## DATASET CONTENT
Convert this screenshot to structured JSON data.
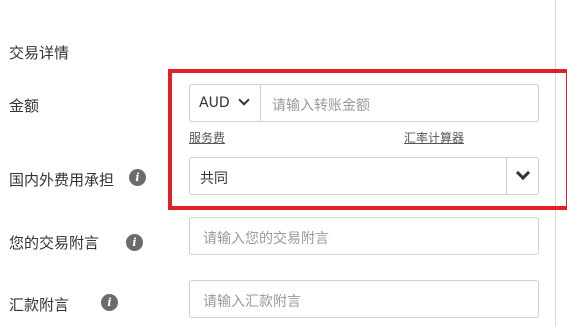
{
  "section": {
    "title": "交易详情"
  },
  "amount": {
    "label": "金额",
    "currency": "AUD",
    "placeholder": "请输入转账金额",
    "fee_link": "服务费",
    "calculator_link": "汇率计算器"
  },
  "domestic_fee": {
    "label": "国内外费用承担",
    "selected": "共同"
  },
  "transaction_note": {
    "label": "您的交易附言",
    "placeholder": "请输入您的交易附言"
  },
  "remittance_note": {
    "label": "汇款附言",
    "placeholder": "请输入汇款附言"
  },
  "icons": {
    "info": "i",
    "highlight_color": "#e0202a"
  }
}
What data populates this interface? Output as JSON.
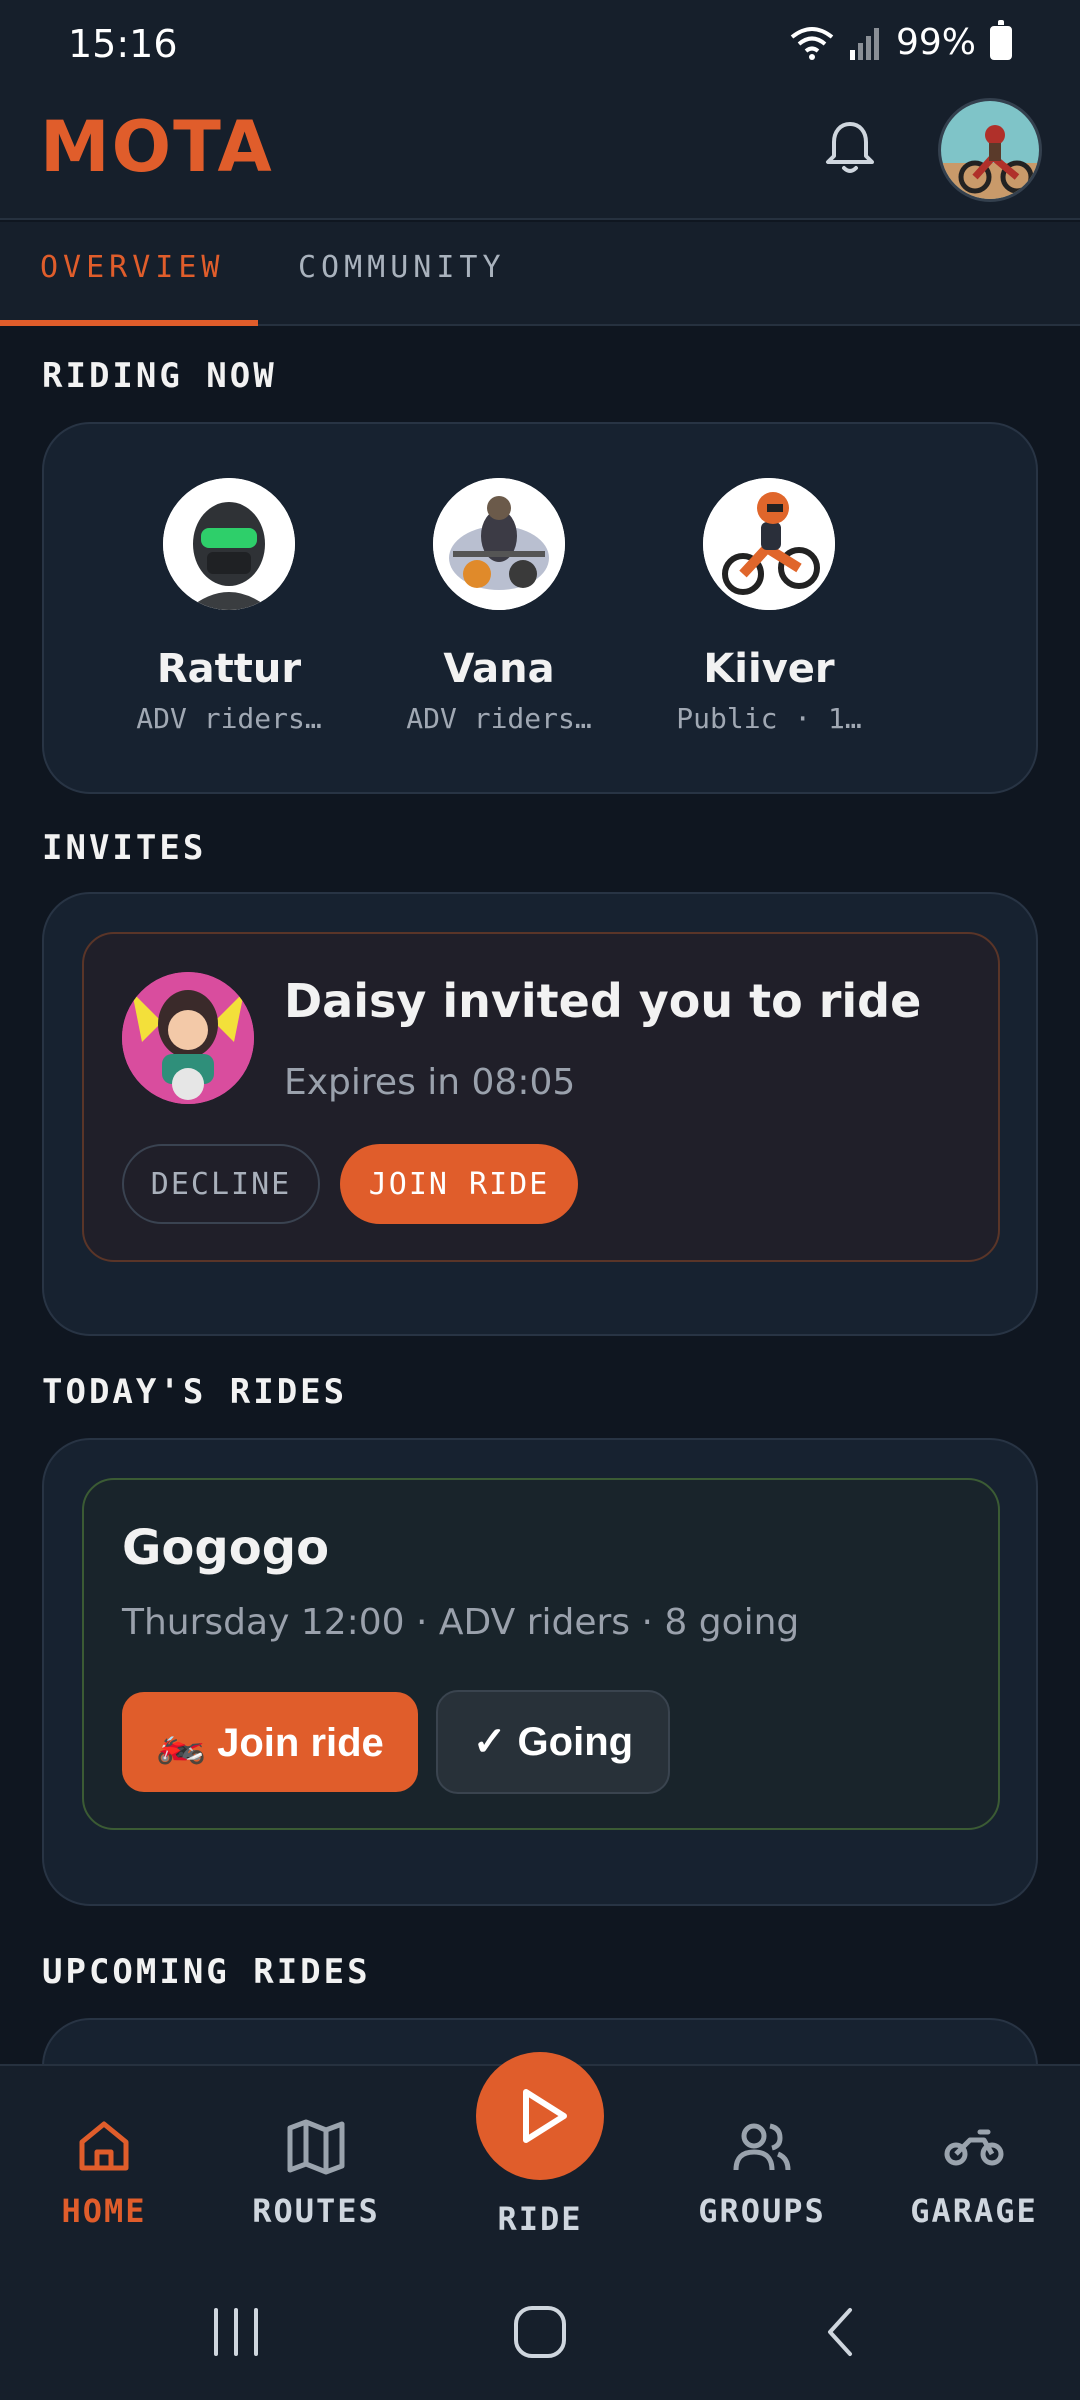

## REQUIREMENT
Each entry gets copied exactly; the pictures stay out.

## WORKED SOLUTION
Convert this screenshot to structured JSON data.
{
  "section": {
    "title": "交易详情"
  },
  "amount": {
    "label": "金额",
    "currency": "AUD",
    "placeholder": "请输入转账金额",
    "fee_link": "服务费",
    "calculator_link": "汇率计算器"
  },
  "domestic_fee": {
    "label": "国内外费用承担",
    "selected": "共同"
  },
  "transaction_note": {
    "label": "您的交易附言",
    "placeholder": "请输入您的交易附言"
  },
  "remittance_note": {
    "label": "汇款附言",
    "placeholder": "请输入汇款附言"
  },
  "icons": {
    "info": "i",
    "highlight_color": "#e0202a"
  }
}
What data populates this interface? Output as JSON.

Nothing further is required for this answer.